Stored data:
— begin —

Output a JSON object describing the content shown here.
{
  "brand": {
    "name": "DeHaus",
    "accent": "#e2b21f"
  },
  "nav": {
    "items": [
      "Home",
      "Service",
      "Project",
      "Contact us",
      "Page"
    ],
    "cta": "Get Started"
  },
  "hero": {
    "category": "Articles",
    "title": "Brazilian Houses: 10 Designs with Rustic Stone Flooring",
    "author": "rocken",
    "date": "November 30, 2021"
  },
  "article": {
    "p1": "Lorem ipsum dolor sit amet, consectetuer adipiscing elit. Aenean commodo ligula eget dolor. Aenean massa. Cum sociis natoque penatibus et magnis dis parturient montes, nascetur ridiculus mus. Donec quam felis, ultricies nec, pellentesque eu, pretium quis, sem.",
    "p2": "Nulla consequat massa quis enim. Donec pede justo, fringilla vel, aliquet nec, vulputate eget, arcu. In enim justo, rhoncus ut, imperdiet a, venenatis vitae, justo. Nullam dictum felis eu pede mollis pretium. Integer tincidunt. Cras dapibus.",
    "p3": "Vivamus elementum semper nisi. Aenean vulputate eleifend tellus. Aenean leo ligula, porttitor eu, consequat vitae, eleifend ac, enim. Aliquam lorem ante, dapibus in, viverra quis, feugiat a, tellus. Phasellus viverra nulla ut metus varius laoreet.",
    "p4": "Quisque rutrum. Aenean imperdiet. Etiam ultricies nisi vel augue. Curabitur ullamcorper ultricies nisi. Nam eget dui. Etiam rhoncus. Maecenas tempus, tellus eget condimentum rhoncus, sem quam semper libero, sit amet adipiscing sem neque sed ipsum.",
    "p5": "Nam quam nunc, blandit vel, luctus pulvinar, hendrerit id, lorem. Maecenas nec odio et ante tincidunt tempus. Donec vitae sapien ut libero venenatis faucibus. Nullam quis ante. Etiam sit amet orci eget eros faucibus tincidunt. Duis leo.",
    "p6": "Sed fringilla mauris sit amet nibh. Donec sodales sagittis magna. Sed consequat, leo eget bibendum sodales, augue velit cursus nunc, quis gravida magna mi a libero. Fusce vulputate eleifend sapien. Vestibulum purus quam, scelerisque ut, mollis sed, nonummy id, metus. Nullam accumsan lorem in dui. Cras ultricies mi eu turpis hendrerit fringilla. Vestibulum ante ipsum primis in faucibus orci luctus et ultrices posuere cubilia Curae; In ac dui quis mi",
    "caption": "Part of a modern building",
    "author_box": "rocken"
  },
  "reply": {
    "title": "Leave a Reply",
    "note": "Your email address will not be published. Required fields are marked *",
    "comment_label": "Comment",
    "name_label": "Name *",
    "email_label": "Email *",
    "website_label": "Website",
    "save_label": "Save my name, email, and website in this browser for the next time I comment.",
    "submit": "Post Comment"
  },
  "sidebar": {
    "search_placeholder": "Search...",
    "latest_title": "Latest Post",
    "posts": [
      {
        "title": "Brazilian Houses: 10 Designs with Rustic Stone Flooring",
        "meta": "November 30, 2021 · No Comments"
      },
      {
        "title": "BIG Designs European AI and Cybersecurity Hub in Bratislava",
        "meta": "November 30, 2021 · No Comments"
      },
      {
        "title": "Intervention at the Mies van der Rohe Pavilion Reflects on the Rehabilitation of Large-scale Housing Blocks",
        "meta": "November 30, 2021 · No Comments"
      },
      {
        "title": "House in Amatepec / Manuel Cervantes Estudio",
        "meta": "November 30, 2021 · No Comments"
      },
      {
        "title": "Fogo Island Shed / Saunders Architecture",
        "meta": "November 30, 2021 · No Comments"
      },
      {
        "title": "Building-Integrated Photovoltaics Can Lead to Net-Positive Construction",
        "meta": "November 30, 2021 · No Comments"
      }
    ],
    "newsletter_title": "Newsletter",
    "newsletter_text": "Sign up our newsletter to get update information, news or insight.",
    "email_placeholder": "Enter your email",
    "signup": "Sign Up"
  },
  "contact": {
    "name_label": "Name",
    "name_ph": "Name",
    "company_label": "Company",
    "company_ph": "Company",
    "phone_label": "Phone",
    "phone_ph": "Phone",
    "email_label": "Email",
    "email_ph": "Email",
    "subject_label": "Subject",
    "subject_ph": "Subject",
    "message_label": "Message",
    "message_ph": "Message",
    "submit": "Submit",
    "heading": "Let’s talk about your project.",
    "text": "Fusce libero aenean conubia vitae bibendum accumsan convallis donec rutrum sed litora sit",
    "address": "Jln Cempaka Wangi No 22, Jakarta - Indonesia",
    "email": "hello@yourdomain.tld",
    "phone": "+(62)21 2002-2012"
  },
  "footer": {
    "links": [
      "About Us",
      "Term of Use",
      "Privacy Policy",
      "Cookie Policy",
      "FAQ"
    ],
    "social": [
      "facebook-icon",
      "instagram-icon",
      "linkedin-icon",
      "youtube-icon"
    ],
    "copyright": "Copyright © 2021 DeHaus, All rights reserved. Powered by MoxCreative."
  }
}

— end —

Show every line above in which the word "dapibus" occurs.

    "p2": "Nulla consequat massa quis enim. Donec pede justo, fringilla vel, aliquet nec, vulputate eget, arcu. In enim justo, rhoncus ut, imperdiet a, venenatis vitae, justo. Nullam dictum felis eu pede mollis pretium. Integer tincidunt. Cras dapibus.",
    "p3": "Vivamus elementum semper nisi. Aenean vulputate eleifend tellus. Aenean leo ligula, porttitor eu, consequat vitae, eleifend ac, enim. Aliquam lorem ante, dapibus in, viverra quis, feugiat a, tellus. Phasellus viverra nulla ut metus varius laoreet.",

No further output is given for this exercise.